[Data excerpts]
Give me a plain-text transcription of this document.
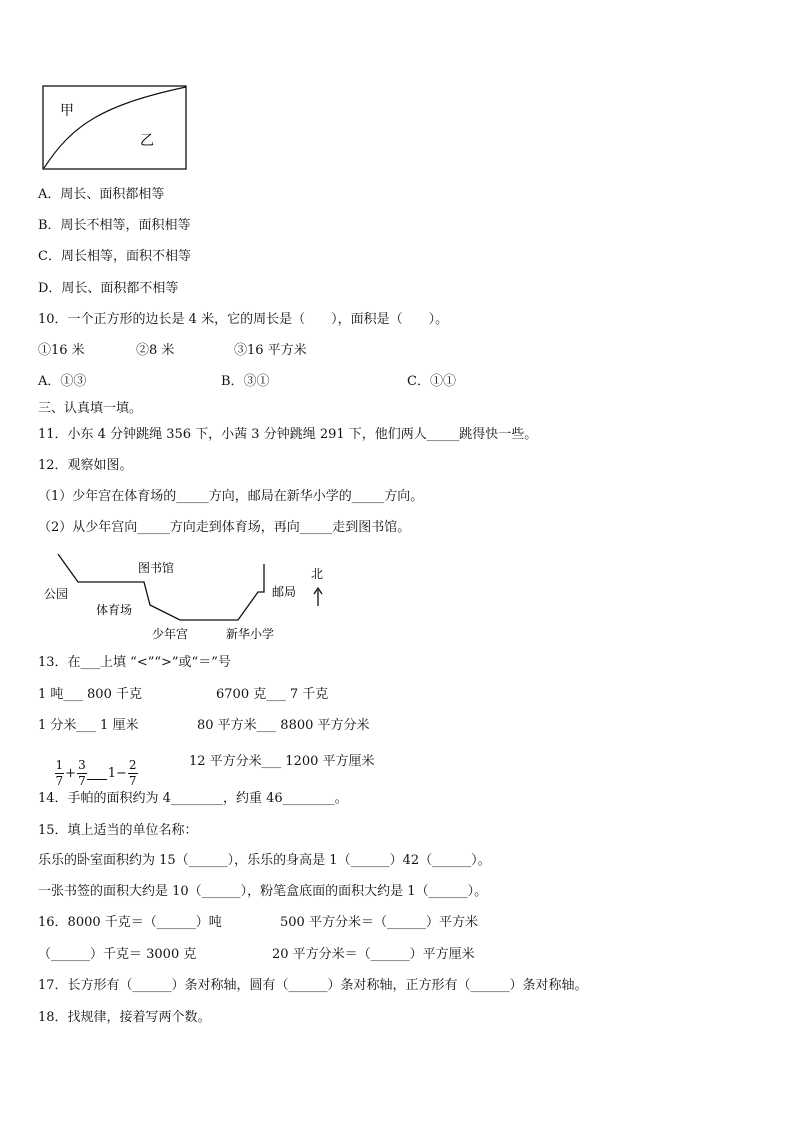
甲
乙
A．周长、面积都相等
B．周长不相等，面积相等
C．周长相等，面积不相等
D．周长、面积都不相等
10．一个正方形的边长是 4 米，它的周长是（　　），面积是（　　）。
①16 米	②8 米	③16 平方米
A．①③	B．③①	C．①①
三、认真填一填。
11．小东 4 分钟跳绳 356 下，小茜 3 分钟跳绳 291 下，他们两人_____跳得快一些。
12．观察如图。
（1）少年宫在体育场的_____方向，邮局在新华小学的_____方向。
（2）从少年宫向_____方向走到体育场，再向_____走到图书馆。
公园
图书馆
体育场
少年宫	新华小学
邮局
北
13．在___上填 “<”“>”或“＝”号
1 吨___ 800 千克	6700 克___ 7 千克
1 分米___ 1 厘米	80 平方米___ 8800 平方分米

$\frac{1}{7} + \frac{3}{7} 1- \frac{2}{7}$

	12 平方分米___ 1200 平方厘米
14．手帕的面积约为 4________，约重 46________。
15．填上适当的单位名称：
乐乐的卧室面积约为 15（______），乐乐的身高是 1（______）42（______）。
一张书签的面积大约是 10（______），粉笔盒底面的面积大约是 1（______）。
16．8000 千克＝（______）吨	500 平方分米＝（______）平方米
（______）千克＝ 3000 克	20 平方分米＝（______）平方厘米
17．长方形有（______）条对称轴，圆有（______）条对称轴，正方形有（______）条对称轴。
18．找规律，接着写两个数。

## Task to carry out
Transcribe every line in the entries above, taking out only the images.

## Task response
Give me a plain-text transcription of this document.
甲
乙
A．周长、面积都相等
B．周长不相等，面积相等
C．周长相等，面积不相等
D．周长、面积都不相等
10．一个正方形的边长是 4 米，它的周长是（　　），面积是（　　）。
①16 米	②8 米	③16 平方米
A．①③	B．③①	C．①①
三、认真填一填。
11．小东 4 分钟跳绳 356 下，小茜 3 分钟跳绳 291 下，他们两人_____跳得快一些。
12．观察如图。
（1）少年宫在体育场的_____方向，邮局在新华小学的_____方向。
（2）从少年宫向_____方向走到体育场，再向_____走到图书馆。
公园
图书馆
体育场
少年宫	新华小学
邮局
北
13．在___上填 “<”“>”或“＝”号
1 吨___ 800 千克	6700 克___ 7 千克
1 分米___ 1 厘米	80 平方米___ 8800 平方分米

$\frac{1}{7} + \frac{3}{7} 1- \frac{2}{7}$

	12 平方分米___ 1200 平方厘米
14．手帕的面积约为 4________，约重 46________。
15．填上适当的单位名称：
乐乐的卧室面积约为 15（______），乐乐的身高是 1（______）42（______）。
一张书签的面积大约是 10（______），粉笔盒底面的面积大约是 1（______）。
16．8000 千克＝（______）吨	500 平方分米＝（______）平方米
（______）千克＝ 3000 克	20 平方分米＝（______）平方厘米
17．长方形有（______）条对称轴，圆有（______）条对称轴，正方形有（______）条对称轴。
18．找规律，接着写两个数。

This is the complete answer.